Short problem: Your task is to transcribe all of the records exactly and leave out the pictures.

** Start The input **

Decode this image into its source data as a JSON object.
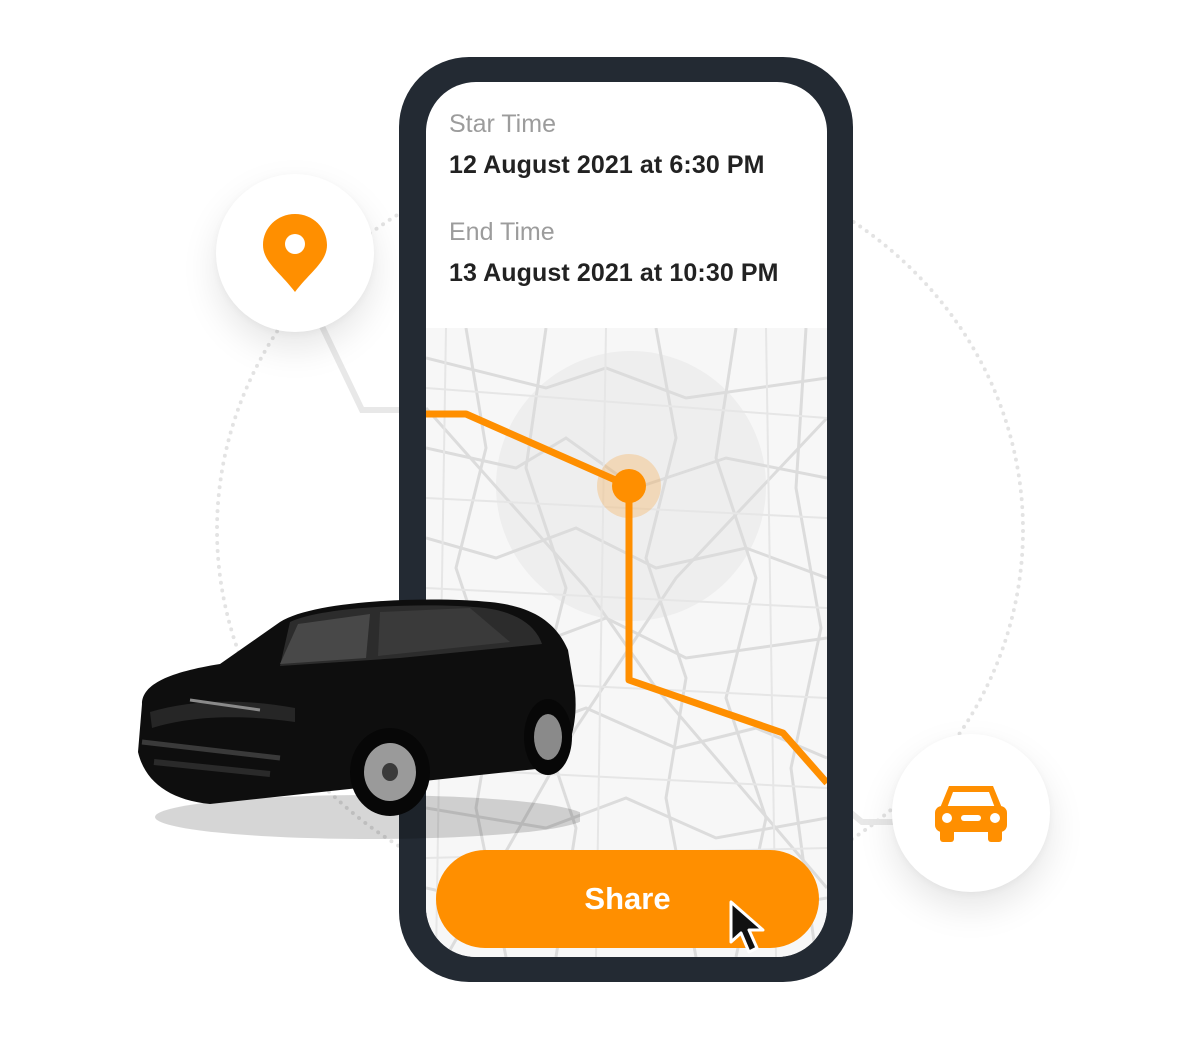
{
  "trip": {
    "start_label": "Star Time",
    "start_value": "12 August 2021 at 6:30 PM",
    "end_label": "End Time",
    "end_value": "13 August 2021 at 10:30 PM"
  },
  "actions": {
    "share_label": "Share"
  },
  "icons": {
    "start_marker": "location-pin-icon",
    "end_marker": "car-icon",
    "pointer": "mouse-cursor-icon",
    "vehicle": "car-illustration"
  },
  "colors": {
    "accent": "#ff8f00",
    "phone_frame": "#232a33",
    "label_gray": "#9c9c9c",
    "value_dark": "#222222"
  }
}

** End The input **

Problem solution:
Decode this image into its source data as a JSON object.
{
  "trip": {
    "start_label": "Star Time",
    "start_value": "12 August 2021 at 6:30 PM",
    "end_label": "End Time",
    "end_value": "13 August 2021 at 10:30 PM"
  },
  "actions": {
    "share_label": "Share"
  },
  "icons": {
    "start_marker": "location-pin-icon",
    "end_marker": "car-icon",
    "pointer": "mouse-cursor-icon",
    "vehicle": "car-illustration"
  },
  "colors": {
    "accent": "#ff8f00",
    "phone_frame": "#232a33",
    "label_gray": "#9c9c9c",
    "value_dark": "#222222"
  }
}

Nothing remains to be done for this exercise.